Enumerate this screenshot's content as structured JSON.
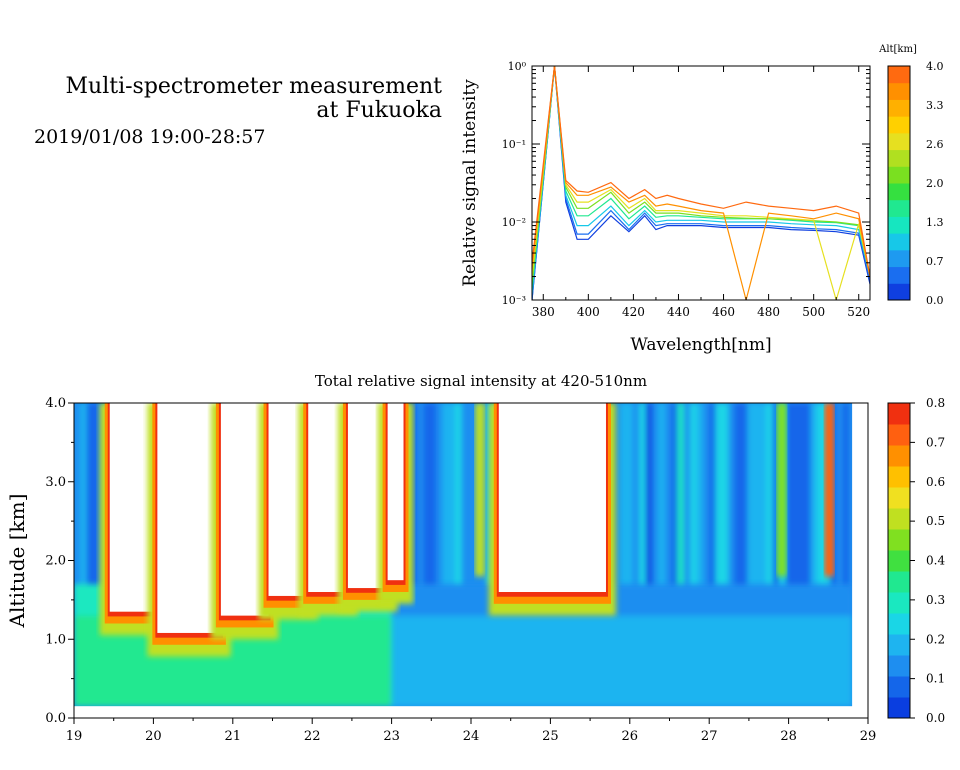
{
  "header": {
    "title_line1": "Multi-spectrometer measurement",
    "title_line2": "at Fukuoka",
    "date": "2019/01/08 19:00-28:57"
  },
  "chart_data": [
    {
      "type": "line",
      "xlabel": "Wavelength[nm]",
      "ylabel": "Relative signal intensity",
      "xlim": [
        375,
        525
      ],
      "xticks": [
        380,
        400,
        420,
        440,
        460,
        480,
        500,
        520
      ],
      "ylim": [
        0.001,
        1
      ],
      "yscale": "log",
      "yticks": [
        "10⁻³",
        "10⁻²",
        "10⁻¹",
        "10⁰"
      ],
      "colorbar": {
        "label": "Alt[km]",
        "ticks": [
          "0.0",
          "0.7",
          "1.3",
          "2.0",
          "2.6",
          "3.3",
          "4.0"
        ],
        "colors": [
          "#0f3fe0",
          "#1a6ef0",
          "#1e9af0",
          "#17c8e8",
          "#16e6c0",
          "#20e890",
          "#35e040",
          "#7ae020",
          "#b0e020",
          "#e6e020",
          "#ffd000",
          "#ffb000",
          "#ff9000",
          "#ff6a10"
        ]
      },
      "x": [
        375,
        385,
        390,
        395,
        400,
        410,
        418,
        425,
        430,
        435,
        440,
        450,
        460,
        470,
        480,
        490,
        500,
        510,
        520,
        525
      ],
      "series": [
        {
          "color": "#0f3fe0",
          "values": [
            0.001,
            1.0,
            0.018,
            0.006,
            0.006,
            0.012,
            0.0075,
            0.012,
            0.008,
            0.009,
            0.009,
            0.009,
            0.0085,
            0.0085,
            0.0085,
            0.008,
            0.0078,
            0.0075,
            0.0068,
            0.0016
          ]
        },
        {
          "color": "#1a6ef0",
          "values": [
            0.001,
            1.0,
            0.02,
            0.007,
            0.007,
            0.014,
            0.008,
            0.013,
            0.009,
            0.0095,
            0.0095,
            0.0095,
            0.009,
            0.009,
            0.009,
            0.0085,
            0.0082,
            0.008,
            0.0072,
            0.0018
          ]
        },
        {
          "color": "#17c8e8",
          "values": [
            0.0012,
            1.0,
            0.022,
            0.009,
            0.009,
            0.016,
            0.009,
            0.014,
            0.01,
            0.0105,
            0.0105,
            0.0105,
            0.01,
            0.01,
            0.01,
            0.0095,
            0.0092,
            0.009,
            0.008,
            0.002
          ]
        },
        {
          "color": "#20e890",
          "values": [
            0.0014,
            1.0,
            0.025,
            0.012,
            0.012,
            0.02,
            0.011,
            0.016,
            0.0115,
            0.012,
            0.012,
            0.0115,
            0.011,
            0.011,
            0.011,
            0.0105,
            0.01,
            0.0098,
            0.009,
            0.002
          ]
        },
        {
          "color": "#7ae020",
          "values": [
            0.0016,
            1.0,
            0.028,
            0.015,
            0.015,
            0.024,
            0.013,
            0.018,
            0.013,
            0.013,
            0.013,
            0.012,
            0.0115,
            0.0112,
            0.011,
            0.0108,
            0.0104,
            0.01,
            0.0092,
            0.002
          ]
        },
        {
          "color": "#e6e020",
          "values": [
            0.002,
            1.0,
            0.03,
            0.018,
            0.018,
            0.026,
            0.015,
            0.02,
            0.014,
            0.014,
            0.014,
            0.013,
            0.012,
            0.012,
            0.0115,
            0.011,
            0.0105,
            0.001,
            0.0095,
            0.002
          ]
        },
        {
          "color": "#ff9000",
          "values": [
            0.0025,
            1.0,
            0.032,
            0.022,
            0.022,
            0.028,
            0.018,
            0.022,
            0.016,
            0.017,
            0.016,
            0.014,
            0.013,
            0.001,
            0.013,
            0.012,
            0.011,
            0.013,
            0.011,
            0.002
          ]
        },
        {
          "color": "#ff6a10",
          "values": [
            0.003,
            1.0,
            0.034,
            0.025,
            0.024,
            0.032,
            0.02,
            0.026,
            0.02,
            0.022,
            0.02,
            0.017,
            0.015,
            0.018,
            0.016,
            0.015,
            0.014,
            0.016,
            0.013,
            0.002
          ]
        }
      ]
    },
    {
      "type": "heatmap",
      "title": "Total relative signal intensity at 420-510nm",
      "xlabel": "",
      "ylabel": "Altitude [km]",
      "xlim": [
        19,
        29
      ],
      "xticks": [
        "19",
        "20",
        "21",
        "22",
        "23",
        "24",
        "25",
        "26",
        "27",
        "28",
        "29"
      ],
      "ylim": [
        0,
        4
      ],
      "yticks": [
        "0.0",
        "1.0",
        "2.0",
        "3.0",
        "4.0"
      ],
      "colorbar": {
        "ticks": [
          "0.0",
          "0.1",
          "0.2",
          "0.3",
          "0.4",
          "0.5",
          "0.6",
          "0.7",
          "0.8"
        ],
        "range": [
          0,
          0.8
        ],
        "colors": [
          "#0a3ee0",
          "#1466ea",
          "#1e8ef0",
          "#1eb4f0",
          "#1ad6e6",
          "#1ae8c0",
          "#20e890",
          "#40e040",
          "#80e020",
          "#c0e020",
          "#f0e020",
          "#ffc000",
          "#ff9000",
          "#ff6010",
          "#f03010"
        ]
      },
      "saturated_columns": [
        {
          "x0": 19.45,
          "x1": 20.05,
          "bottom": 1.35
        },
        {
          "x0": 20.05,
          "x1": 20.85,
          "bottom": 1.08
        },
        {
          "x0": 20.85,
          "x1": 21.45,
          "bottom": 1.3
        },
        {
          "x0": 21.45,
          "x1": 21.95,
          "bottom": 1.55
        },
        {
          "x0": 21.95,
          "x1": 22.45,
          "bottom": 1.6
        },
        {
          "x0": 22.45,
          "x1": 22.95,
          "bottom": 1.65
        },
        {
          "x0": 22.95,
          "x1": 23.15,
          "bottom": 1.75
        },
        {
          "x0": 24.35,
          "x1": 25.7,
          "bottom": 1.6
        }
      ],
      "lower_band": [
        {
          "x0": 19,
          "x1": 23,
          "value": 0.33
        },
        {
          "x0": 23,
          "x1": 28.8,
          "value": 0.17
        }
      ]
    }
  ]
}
● ● ● ● ● ● ●
WRITTEN REQUEST
Check each line above for the word "bottom" and say how many have it, with nothing else.

RESPONSE TO THE EXERCISE
8